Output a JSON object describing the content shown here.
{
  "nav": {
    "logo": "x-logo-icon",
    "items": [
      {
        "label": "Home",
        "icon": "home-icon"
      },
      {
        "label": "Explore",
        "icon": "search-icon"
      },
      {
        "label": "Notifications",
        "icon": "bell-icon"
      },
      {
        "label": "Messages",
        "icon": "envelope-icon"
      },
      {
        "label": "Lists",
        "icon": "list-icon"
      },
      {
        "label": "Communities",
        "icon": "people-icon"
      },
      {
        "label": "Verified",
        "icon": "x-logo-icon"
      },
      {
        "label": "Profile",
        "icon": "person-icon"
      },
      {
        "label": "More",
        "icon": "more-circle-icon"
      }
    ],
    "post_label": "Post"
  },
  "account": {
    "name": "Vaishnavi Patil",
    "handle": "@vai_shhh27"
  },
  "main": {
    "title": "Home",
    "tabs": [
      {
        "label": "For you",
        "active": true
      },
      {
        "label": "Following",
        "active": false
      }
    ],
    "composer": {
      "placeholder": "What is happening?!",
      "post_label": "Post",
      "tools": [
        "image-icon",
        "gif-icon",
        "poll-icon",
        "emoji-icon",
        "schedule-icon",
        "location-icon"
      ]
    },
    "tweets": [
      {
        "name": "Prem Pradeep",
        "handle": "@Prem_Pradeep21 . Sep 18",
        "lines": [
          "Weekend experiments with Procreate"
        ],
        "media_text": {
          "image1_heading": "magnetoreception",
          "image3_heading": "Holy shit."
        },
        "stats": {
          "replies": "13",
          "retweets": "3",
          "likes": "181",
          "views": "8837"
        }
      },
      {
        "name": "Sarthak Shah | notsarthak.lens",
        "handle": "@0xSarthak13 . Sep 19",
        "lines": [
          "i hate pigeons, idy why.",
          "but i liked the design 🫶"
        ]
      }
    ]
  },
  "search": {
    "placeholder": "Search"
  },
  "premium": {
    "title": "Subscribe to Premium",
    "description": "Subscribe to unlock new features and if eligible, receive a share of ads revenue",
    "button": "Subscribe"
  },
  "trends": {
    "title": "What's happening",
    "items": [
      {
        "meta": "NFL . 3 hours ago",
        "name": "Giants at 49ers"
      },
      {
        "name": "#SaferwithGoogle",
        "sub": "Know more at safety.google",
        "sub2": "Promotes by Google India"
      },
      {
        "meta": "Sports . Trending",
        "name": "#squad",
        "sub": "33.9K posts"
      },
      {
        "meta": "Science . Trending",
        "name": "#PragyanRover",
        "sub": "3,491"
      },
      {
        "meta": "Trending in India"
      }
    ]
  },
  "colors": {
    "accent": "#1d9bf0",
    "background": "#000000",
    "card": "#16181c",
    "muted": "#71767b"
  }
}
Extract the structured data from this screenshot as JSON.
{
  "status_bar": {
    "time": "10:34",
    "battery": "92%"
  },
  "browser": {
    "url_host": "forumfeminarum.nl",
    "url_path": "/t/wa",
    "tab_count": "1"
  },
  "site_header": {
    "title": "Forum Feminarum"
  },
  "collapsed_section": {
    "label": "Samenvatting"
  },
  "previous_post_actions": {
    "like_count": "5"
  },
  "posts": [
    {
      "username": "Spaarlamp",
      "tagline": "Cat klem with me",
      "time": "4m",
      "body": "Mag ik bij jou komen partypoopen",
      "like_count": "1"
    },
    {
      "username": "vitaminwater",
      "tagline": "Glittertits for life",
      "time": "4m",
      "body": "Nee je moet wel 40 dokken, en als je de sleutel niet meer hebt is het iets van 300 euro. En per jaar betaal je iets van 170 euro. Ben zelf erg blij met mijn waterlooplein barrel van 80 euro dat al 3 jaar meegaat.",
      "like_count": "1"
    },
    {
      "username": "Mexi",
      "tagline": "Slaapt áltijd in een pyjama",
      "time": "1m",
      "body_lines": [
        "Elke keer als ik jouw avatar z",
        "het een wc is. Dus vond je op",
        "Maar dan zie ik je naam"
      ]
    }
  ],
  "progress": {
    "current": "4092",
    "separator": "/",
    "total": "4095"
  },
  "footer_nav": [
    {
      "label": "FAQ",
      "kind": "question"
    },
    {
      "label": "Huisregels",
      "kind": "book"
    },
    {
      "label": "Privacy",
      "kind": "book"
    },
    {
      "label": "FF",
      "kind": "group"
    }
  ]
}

******

■ Exercise task:
Show all lines from the records above where the word "handle" occurs.

■ Final result:
    "handle": "@vai_shhh27"
        "handle": "@Prem_Pradeep21 . Sep 18",
        "handle": "@0xSarthak13 . Sep 19",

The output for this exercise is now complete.